((

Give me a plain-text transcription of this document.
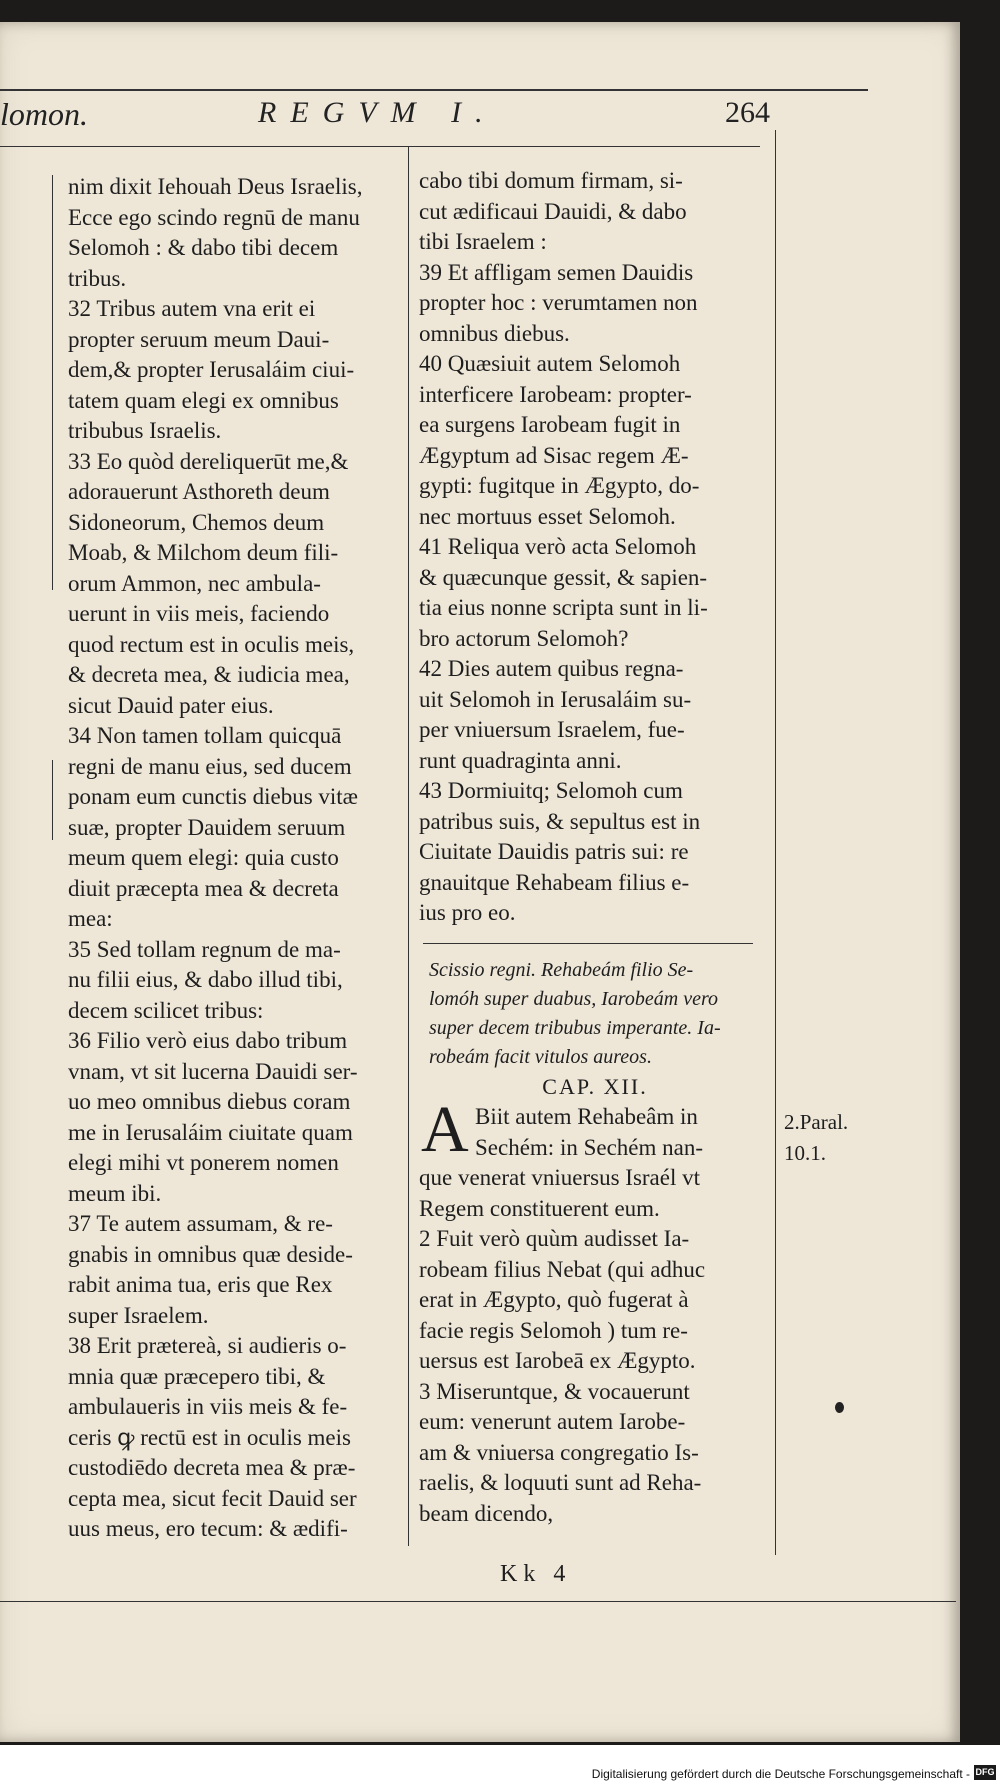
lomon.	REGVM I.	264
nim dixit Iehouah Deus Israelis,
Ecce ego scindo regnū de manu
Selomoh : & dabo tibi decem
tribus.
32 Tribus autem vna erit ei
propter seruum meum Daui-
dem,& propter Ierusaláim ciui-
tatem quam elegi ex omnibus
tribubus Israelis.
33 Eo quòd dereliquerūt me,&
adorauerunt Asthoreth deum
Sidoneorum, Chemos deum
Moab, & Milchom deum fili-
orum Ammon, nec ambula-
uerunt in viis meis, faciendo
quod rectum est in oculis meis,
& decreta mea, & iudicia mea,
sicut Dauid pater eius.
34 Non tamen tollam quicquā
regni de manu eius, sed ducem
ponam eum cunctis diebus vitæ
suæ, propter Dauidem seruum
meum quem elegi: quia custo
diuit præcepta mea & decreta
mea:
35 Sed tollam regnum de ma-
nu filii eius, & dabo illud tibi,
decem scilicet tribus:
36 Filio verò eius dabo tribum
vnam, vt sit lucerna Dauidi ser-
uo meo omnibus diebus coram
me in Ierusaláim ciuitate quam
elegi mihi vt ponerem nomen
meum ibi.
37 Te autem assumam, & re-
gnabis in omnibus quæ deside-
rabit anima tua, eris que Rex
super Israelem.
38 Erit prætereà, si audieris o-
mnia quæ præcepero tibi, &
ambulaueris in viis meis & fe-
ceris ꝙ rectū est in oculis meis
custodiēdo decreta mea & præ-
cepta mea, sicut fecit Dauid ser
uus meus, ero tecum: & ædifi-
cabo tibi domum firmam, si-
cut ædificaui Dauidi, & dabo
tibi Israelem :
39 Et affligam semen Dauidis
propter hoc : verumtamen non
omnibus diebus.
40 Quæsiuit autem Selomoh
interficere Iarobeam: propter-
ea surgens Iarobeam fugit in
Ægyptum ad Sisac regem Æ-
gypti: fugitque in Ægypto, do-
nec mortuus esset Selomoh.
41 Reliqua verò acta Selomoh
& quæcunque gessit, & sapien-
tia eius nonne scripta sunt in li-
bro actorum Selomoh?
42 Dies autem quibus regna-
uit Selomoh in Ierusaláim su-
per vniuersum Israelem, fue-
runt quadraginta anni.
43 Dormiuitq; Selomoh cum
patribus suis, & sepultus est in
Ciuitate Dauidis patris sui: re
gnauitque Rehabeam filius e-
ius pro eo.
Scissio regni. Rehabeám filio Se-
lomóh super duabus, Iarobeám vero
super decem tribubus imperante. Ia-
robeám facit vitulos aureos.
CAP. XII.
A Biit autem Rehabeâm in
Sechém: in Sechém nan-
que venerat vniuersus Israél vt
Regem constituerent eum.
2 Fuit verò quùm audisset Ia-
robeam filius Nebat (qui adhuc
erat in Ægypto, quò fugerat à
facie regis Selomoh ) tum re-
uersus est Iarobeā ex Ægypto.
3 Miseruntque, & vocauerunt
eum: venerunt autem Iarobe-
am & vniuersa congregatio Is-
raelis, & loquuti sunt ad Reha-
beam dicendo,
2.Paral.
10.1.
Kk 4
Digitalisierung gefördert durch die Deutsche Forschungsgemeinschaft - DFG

))

**Given exercise:** Please write out all of the material above without changing a word, and omit any pictures.

**Result of this exercise:**
Give me a plain-text transcription of this document.
lomon.	REGVM I.	264
nim dixit Iehouah Deus Israelis,
Ecce ego scindo regnū de manu
Selomoh : & dabo tibi decem
tribus.
32 Tribus autem vna erit ei
propter seruum meum Daui-
dem,& propter Ierusaláim ciui-
tatem quam elegi ex omnibus
tribubus Israelis.
33 Eo quòd dereliquerūt me,&
adorauerunt Asthoreth deum
Sidoneorum, Chemos deum
Moab, & Milchom deum fili-
orum Ammon, nec ambula-
uerunt in viis meis, faciendo
quod rectum est in oculis meis,
& decreta mea, & iudicia mea,
sicut Dauid pater eius.
34 Non tamen tollam quicquā
regni de manu eius, sed ducem
ponam eum cunctis diebus vitæ
suæ, propter Dauidem seruum
meum quem elegi: quia custo
diuit præcepta mea & decreta
mea:
35 Sed tollam regnum de ma-
nu filii eius, & dabo illud tibi,
decem scilicet tribus:
36 Filio verò eius dabo tribum
vnam, vt sit lucerna Dauidi ser-
uo meo omnibus diebus coram
me in Ierusaláim ciuitate quam
elegi mihi vt ponerem nomen
meum ibi.
37 Te autem assumam, & re-
gnabis in omnibus quæ deside-
rabit anima tua, eris que Rex
super Israelem.
38 Erit prætereà, si audieris o-
mnia quæ præcepero tibi, &
ambulaueris in viis meis & fe-
ceris ꝙ rectū est in oculis meis
custodiēdo decreta mea & præ-
cepta mea, sicut fecit Dauid ser
uus meus, ero tecum: & ædifi-
cabo tibi domum firmam, si-
cut ædificaui Dauidi, & dabo
tibi Israelem :
39 Et affligam semen Dauidis
propter hoc : verumtamen non
omnibus diebus.
40 Quæsiuit autem Selomoh
interficere Iarobeam: propter-
ea surgens Iarobeam fugit in
Ægyptum ad Sisac regem Æ-
gypti: fugitque in Ægypto, do-
nec mortuus esset Selomoh.
41 Reliqua verò acta Selomoh
& quæcunque gessit, & sapien-
tia eius nonne scripta sunt in li-
bro actorum Selomoh?
42 Dies autem quibus regna-
uit Selomoh in Ierusaláim su-
per vniuersum Israelem, fue-
runt quadraginta anni.
43 Dormiuitq; Selomoh cum
patribus suis, & sepultus est in
Ciuitate Dauidis patris sui: re
gnauitque Rehabeam filius e-
ius pro eo.
Scissio regni. Rehabeám filio Se-
lomóh super duabus, Iarobeám vero
super decem tribubus imperante. Ia-
robeám facit vitulos aureos.
CAP. XII.
A Biit autem Rehabeâm in
Sechém: in Sechém nan-
que venerat vniuersus Israél vt
Regem constituerent eum.
2 Fuit verò quùm audisset Ia-
robeam filius Nebat (qui adhuc
erat in Ægypto, quò fugerat à
facie regis Selomoh ) tum re-
uersus est Iarobeā ex Ægypto.
3 Miseruntque, & vocauerunt
eum: venerunt autem Iarobe-
am & vniuersa congregatio Is-
raelis, & loquuti sunt ad Reha-
beam dicendo,
2.Paral.
10.1.
Kk 4
Digitalisierung gefördert durch die Deutsche Forschungsgemeinschaft - DFG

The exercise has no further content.